> EXERCISE DETAILS: Repeat the listing in full, exactly as it stands.

* * *

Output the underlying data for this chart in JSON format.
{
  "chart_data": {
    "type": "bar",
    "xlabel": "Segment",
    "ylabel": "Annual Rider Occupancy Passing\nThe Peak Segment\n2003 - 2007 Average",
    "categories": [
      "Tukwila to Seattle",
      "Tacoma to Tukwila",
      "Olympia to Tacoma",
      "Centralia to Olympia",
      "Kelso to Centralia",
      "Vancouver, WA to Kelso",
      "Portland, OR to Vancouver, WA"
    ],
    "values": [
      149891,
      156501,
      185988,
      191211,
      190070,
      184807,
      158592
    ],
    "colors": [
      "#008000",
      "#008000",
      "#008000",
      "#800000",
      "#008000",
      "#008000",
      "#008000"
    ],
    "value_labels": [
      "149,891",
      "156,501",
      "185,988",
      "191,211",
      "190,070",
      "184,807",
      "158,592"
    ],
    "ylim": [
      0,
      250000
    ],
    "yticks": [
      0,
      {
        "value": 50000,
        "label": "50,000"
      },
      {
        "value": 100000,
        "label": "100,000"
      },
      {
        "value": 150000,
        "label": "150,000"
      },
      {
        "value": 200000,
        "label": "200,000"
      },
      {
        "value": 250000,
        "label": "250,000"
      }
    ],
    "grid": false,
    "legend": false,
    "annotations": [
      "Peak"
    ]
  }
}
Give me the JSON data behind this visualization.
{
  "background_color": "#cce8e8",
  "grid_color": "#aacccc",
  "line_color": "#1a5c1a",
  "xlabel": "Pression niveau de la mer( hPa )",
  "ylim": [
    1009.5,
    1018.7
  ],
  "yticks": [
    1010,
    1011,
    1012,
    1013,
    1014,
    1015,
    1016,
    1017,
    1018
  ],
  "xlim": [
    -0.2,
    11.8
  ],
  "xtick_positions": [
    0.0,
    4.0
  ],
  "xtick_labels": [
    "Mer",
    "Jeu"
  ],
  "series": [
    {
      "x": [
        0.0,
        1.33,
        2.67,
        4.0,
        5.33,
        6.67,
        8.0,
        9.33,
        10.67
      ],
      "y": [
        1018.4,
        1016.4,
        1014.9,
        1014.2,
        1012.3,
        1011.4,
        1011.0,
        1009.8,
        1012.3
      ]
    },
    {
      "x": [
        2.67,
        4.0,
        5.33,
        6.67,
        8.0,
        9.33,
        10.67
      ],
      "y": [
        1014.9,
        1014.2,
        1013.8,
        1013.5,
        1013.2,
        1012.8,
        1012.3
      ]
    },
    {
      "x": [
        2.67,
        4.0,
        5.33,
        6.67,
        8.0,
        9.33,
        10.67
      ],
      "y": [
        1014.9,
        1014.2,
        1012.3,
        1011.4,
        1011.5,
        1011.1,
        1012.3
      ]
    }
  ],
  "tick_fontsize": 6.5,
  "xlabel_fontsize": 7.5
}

* * *

> THE RESULT:
Output the underlying data for this chart in JSON format.
{
  "chart_data": {
    "type": "bar",
    "xlabel": "Segment",
    "ylabel": "Annual Rider Occupancy Passing\nThe Peak Segment\n2003 - 2007 Average",
    "categories": [
      "Tukwila to Seattle",
      "Tacoma to Tukwila",
      "Olympia to Tacoma",
      "Centralia to Olympia",
      "Kelso to Centralia",
      "Vancouver, WA to Kelso",
      "Portland, OR to Vancouver, WA"
    ],
    "values": [
      149891,
      156501,
      185988,
      191211,
      190070,
      184807,
      158592
    ],
    "colors": [
      "#008000",
      "#008000",
      "#008000",
      "#800000",
      "#008000",
      "#008000",
      "#008000"
    ],
    "value_labels": [
      "149,891",
      "156,501",
      "185,988",
      "191,211",
      "190,070",
      "184,807",
      "158,592"
    ],
    "ylim": [
      0,
      250000
    ],
    "yticks": [
      0,
      {
        "value": 50000,
        "label": "50,000"
      },
      {
        "value": 100000,
        "label": "100,000"
      },
      {
        "value": 150000,
        "label": "150,000"
      },
      {
        "value": 200000,
        "label": "200,000"
      },
      {
        "value": 250000,
        "label": "250,000"
      }
    ],
    "grid": false,
    "legend": false,
    "annotations": [
      "Peak"
    ]
  }
}
Give me the JSON data behind this visualization.
{
  "background_color": "#cce8e8",
  "grid_color": "#aacccc",
  "line_color": "#1a5c1a",
  "xlabel": "Pression niveau de la mer( hPa )",
  "ylim": [
    1009.5,
    1018.7
  ],
  "yticks": [
    1010,
    1011,
    1012,
    1013,
    1014,
    1015,
    1016,
    1017,
    1018
  ],
  "xlim": [
    -0.2,
    11.8
  ],
  "xtick_positions": [
    0.0,
    4.0
  ],
  "xtick_labels": [
    "Mer",
    "Jeu"
  ],
  "series": [
    {
      "x": [
        0.0,
        1.33,
        2.67,
        4.0,
        5.33,
        6.67,
        8.0,
        9.33,
        10.67
      ],
      "y": [
        1018.4,
        1016.4,
        1014.9,
        1014.2,
        1012.3,
        1011.4,
        1011.0,
        1009.8,
        1012.3
      ]
    },
    {
      "x": [
        2.67,
        4.0,
        5.33,
        6.67,
        8.0,
        9.33,
        10.67
      ],
      "y": [
        1014.9,
        1014.2,
        1013.8,
        1013.5,
        1013.2,
        1012.8,
        1012.3
      ]
    },
    {
      "x": [
        2.67,
        4.0,
        5.33,
        6.67,
        8.0,
        9.33,
        10.67
      ],
      "y": [
        1014.9,
        1014.2,
        1012.3,
        1011.4,
        1011.5,
        1011.1,
        1012.3
      ]
    }
  ],
  "tick_fontsize": 6.5,
  "xlabel_fontsize": 7.5
}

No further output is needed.